[Data items]
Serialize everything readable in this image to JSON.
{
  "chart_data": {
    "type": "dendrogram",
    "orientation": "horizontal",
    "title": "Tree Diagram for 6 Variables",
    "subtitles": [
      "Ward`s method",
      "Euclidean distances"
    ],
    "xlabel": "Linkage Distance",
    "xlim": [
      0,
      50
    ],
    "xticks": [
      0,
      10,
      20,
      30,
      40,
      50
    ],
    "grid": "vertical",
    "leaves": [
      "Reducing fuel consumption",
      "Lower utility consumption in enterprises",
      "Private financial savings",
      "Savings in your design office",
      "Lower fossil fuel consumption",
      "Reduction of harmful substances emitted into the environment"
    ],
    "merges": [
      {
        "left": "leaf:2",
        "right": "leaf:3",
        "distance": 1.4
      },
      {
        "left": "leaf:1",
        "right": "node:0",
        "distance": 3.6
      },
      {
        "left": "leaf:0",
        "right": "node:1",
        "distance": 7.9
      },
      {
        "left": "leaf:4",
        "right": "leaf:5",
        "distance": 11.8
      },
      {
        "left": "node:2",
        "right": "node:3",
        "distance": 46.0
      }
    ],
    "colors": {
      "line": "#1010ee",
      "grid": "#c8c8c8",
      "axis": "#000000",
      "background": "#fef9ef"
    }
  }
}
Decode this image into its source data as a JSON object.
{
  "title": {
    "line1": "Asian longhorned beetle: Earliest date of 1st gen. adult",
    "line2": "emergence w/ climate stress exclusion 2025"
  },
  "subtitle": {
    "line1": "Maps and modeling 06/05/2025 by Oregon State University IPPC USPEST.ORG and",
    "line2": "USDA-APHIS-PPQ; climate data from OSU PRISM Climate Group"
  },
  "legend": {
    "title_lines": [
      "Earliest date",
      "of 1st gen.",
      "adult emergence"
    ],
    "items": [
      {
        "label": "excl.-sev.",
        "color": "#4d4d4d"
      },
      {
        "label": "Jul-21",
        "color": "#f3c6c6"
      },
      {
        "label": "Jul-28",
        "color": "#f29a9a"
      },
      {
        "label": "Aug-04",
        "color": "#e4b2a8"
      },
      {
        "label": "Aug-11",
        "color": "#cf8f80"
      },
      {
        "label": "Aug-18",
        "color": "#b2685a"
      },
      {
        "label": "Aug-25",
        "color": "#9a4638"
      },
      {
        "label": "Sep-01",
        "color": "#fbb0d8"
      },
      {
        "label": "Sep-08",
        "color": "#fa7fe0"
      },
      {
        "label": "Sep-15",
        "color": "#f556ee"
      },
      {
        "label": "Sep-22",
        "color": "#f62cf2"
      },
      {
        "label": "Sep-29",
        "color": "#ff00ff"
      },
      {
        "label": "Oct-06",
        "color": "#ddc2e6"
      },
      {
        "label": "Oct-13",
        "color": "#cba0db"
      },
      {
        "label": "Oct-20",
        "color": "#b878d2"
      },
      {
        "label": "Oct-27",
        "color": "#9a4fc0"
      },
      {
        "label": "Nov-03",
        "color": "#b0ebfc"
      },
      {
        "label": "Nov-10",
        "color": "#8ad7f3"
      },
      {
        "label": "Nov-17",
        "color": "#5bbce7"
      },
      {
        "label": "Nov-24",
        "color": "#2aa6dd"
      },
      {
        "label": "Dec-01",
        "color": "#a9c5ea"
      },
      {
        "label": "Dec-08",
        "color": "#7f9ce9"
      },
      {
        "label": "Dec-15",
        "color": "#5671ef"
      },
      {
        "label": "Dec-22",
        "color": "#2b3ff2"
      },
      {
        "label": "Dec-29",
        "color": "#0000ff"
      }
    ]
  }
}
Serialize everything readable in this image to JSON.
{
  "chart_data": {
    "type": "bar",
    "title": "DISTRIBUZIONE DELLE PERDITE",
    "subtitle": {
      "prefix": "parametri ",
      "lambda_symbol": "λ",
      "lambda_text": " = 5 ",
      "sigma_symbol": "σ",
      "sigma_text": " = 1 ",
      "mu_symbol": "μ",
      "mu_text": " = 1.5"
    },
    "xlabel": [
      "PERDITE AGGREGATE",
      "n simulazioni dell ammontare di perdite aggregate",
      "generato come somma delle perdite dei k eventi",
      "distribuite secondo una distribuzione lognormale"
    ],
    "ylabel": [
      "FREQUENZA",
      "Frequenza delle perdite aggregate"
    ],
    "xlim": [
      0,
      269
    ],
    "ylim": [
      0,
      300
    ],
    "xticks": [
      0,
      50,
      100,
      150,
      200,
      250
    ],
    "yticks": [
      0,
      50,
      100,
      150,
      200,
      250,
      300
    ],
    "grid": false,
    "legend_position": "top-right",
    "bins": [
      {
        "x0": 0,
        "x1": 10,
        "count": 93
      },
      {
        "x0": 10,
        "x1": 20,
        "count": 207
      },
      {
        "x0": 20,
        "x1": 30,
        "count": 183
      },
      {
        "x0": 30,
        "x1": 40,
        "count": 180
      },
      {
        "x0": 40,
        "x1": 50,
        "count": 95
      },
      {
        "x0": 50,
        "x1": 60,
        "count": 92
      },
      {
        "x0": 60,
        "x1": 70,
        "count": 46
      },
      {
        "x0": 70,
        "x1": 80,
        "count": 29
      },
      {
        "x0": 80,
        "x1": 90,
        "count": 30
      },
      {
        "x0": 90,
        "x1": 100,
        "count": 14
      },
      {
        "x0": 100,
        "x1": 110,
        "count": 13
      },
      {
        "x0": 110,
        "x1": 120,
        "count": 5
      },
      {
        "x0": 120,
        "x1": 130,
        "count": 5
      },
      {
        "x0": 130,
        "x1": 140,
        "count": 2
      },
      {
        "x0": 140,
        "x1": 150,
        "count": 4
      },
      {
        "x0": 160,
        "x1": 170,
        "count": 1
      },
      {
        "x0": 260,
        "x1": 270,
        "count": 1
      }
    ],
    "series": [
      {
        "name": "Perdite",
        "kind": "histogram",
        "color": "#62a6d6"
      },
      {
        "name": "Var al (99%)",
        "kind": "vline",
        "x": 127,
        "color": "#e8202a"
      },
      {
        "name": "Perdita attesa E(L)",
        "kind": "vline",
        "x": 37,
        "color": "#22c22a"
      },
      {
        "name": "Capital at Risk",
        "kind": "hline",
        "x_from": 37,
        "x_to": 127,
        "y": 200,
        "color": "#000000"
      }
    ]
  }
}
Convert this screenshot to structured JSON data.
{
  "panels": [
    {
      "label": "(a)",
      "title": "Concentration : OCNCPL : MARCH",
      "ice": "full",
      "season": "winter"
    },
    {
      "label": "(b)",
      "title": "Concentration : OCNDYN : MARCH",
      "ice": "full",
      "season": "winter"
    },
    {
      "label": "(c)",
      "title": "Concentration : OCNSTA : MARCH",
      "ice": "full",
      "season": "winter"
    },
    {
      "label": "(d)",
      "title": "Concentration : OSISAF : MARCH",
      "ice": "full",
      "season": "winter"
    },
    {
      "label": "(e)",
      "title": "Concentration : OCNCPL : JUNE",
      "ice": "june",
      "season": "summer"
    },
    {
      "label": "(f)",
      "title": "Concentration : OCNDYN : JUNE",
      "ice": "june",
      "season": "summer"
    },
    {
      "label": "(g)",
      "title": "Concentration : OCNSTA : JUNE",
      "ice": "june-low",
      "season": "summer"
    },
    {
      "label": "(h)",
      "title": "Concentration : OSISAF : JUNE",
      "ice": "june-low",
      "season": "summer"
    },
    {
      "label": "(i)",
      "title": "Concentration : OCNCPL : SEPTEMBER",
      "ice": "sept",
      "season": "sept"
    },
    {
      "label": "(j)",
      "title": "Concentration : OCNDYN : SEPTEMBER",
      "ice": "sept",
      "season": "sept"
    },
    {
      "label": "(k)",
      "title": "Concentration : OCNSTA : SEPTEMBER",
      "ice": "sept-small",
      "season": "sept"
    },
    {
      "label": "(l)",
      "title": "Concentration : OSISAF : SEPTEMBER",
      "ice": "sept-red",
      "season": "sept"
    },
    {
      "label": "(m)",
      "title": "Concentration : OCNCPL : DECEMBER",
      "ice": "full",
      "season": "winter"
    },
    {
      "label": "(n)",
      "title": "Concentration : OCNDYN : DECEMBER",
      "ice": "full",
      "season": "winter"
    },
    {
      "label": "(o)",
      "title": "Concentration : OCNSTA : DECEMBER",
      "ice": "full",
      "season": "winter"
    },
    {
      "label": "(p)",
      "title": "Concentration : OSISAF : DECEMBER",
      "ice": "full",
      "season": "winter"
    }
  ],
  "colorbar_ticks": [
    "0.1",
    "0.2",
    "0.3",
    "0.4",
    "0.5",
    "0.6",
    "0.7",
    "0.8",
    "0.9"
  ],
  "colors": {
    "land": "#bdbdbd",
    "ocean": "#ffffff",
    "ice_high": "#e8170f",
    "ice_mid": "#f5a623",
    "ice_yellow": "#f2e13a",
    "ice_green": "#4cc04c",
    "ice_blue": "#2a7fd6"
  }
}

[EXERCISE BRIEF] Which lines contain the word "fuel"? Copy each one.

[COMPLETE ANSWER]
      "Reducing fuel consumption",
      "Lower fossil fuel consumption",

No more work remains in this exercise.